[Recorded data]
┄┄┄┄┄┄┄┄┄┄┄┄┄┄┄┄┄┄┄┄

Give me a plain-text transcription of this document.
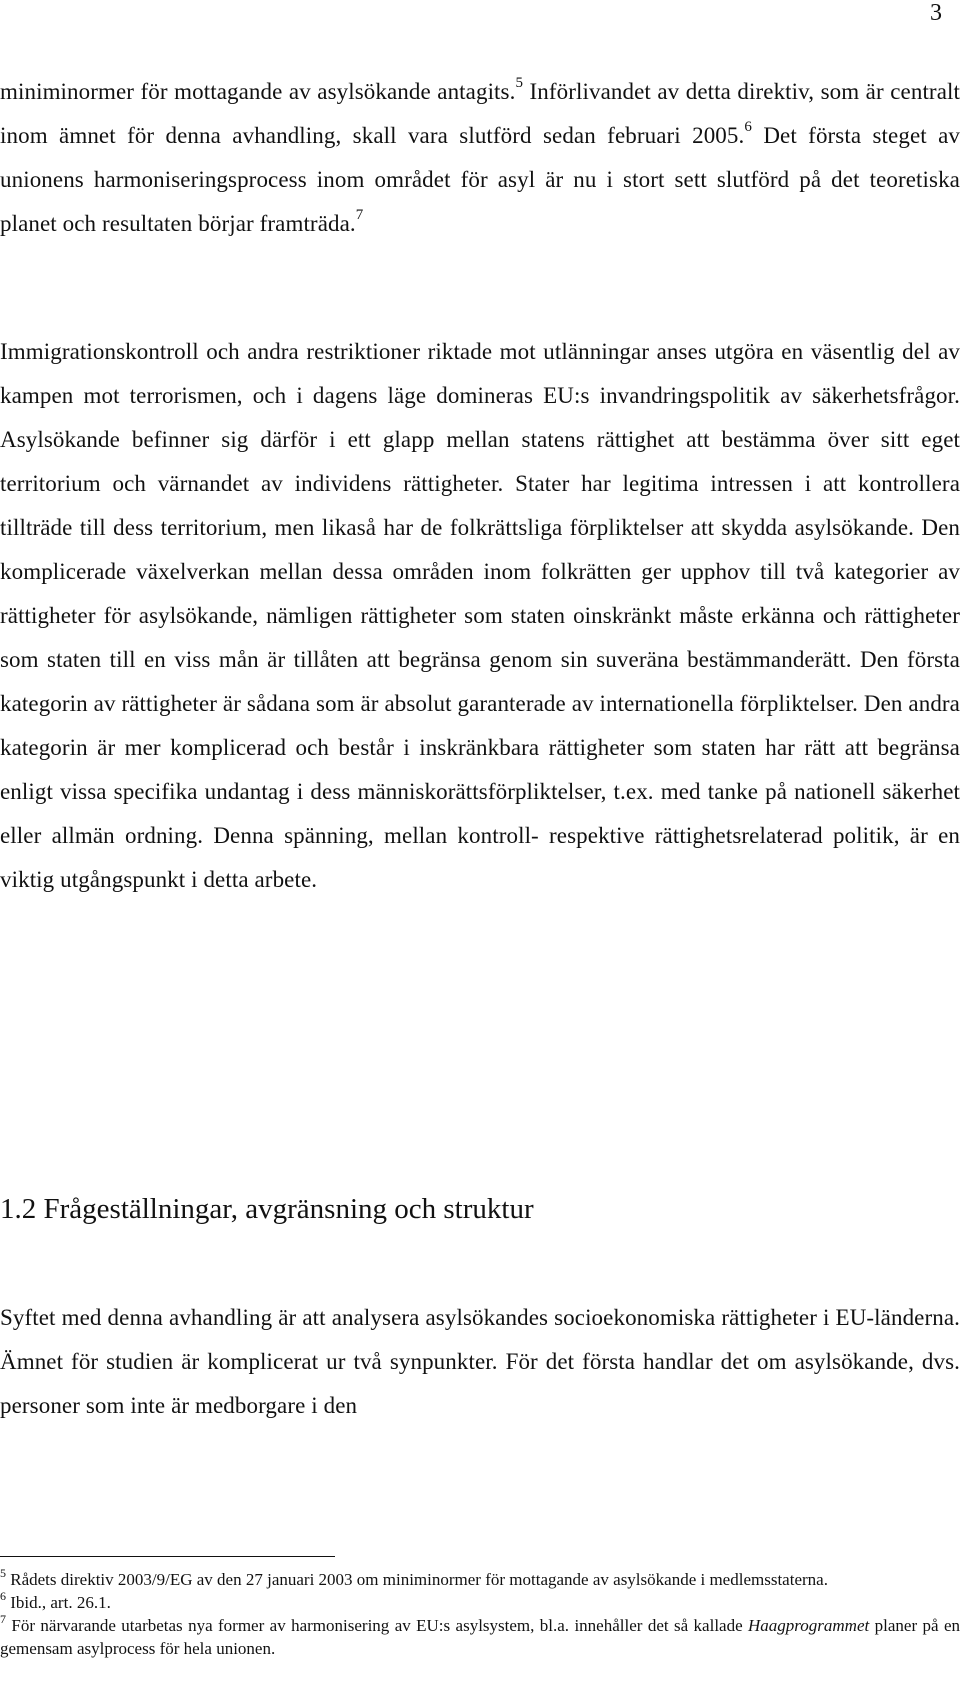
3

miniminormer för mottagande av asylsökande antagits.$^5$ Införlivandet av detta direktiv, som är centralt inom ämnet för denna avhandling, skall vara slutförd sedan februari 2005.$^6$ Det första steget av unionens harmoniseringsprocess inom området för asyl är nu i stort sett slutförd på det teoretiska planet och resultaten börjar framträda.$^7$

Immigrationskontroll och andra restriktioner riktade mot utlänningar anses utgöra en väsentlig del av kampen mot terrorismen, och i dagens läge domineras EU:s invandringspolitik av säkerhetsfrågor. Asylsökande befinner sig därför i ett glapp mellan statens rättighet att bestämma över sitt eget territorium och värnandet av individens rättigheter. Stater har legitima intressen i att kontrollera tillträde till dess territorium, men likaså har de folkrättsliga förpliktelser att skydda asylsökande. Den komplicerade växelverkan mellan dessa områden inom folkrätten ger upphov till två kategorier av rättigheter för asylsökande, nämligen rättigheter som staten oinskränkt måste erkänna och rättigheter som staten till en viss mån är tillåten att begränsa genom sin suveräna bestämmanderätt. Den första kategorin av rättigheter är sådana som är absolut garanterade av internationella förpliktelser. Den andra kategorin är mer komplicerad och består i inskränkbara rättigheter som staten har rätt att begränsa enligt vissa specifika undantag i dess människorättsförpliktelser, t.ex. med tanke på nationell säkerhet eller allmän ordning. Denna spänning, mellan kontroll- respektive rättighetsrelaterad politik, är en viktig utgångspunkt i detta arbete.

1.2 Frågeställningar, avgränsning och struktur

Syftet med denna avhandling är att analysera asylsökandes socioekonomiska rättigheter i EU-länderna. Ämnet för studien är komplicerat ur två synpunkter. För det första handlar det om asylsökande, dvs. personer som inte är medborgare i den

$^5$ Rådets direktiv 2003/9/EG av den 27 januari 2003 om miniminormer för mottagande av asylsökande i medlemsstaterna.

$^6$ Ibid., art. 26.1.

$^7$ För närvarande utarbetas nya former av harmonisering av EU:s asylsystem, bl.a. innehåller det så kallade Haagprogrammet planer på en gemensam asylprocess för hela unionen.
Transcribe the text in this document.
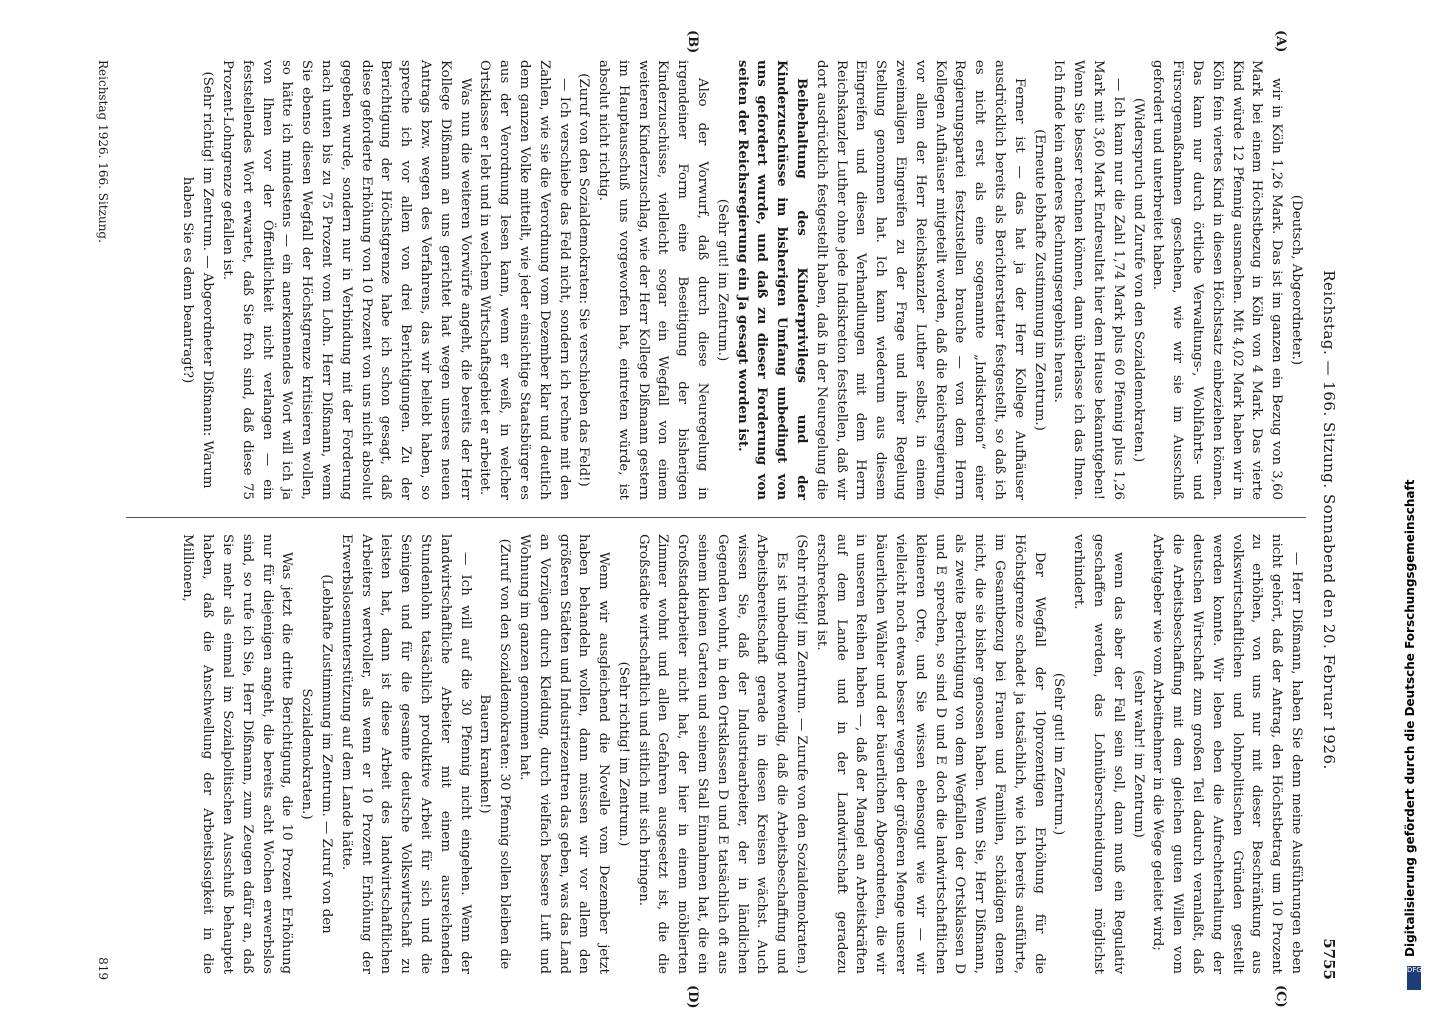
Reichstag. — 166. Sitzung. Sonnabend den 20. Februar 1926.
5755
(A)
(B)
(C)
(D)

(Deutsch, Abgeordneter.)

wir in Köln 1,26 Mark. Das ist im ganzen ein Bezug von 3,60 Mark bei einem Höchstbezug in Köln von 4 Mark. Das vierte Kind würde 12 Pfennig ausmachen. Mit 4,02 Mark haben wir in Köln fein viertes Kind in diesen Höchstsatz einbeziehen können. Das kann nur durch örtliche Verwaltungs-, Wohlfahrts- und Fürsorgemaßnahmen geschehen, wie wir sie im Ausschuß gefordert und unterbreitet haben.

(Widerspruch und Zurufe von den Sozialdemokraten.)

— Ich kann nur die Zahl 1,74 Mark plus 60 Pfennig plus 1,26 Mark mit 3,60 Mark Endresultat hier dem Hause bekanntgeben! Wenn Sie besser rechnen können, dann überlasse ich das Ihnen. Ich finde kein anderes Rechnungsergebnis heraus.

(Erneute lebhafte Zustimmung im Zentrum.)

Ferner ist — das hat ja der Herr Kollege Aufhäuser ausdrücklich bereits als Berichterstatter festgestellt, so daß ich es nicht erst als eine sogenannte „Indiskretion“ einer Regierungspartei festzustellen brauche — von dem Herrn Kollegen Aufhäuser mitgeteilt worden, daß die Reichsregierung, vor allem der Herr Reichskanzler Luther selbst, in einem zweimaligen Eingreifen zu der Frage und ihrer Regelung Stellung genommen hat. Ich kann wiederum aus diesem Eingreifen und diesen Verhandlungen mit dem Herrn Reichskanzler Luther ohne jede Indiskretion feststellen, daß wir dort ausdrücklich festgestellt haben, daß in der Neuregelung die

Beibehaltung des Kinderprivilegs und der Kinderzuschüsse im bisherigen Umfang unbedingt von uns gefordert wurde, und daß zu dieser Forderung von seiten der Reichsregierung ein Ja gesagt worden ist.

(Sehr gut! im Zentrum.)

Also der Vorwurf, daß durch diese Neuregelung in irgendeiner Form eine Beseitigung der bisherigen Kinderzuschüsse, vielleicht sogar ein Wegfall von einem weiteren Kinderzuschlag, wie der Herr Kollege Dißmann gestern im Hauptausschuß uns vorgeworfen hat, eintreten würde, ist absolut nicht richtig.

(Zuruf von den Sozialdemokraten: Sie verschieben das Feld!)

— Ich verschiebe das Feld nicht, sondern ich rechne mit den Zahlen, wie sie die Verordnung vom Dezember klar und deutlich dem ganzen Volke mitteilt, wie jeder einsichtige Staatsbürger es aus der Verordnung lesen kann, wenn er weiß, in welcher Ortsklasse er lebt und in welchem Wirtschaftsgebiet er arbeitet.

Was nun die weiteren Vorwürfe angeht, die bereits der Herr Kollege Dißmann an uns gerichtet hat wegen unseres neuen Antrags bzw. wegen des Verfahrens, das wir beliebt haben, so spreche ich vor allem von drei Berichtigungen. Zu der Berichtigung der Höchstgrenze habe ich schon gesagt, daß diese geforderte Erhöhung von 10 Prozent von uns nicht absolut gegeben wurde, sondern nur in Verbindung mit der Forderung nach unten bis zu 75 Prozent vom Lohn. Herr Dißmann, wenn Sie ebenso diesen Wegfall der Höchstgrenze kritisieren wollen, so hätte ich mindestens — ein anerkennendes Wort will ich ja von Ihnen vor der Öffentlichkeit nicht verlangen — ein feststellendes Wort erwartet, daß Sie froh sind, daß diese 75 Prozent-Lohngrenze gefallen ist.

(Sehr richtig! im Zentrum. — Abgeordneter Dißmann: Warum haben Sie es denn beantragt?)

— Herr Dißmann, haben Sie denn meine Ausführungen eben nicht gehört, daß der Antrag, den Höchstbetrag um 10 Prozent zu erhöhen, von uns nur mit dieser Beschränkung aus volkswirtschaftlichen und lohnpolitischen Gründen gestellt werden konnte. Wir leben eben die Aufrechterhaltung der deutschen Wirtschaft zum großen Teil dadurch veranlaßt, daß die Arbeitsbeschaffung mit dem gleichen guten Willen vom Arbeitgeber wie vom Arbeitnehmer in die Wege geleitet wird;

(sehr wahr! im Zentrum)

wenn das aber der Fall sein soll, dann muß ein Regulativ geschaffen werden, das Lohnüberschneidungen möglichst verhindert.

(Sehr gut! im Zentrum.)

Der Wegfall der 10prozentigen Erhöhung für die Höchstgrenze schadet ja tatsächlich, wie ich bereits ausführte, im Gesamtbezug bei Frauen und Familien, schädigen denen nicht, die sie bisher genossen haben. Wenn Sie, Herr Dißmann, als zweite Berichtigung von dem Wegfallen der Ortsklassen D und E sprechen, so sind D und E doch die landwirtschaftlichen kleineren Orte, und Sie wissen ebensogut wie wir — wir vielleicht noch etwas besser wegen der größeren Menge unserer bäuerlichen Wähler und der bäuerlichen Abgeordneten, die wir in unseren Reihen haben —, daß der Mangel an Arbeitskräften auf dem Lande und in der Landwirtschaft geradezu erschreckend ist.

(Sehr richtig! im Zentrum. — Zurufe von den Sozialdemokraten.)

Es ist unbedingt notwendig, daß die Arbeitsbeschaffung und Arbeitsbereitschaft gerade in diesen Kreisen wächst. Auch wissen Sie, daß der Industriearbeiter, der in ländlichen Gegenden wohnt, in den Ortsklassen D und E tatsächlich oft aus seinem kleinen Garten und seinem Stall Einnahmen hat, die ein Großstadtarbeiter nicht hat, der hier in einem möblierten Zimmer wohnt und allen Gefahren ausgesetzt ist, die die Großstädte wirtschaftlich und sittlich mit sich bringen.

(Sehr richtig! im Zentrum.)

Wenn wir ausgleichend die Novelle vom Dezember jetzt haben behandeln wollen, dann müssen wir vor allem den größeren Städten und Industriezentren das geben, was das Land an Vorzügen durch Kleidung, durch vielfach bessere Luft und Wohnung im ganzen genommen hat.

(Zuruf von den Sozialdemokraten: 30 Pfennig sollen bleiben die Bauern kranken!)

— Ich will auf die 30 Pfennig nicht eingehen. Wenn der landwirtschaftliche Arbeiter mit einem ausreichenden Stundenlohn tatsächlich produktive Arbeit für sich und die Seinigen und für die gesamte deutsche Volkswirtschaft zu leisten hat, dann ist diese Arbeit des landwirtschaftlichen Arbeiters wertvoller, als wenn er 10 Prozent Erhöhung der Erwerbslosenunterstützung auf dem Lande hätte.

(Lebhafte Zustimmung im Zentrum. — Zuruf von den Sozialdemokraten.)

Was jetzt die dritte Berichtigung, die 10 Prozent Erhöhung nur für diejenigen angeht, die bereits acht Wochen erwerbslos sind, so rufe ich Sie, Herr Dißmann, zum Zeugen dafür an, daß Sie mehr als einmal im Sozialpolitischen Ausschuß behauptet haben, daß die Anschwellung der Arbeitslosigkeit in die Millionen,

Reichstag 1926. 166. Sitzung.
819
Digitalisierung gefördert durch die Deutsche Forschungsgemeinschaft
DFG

┄┄┄┄┄┄┄┄┄┄┄┄┄┄┄┄┄┄┄┄

- **WHAT THE EXERCISE ASKS**:
Your task is to copy each line of the entries that includes the word "direktiv".

- **WRITTEN RESPONSE**:
miniminormer för mottagande av asylsökande antagits.$^5$ Införlivandet av detta direktiv, som är centralt inom ämnet för denna avhandling, skall vara slutförd sedan februari 2005.$^6$ Det första steget av unionens harmoniseringsprocess inom området för asyl är nu i stort sett slutförd på det teoretiska planet och resultaten börjar framträda.$^7$
$^5$ Rådets direktiv 2003/9/EG av den 27 januari 2003 om miniminormer för mottagande av asylsökande i medlemsstaterna.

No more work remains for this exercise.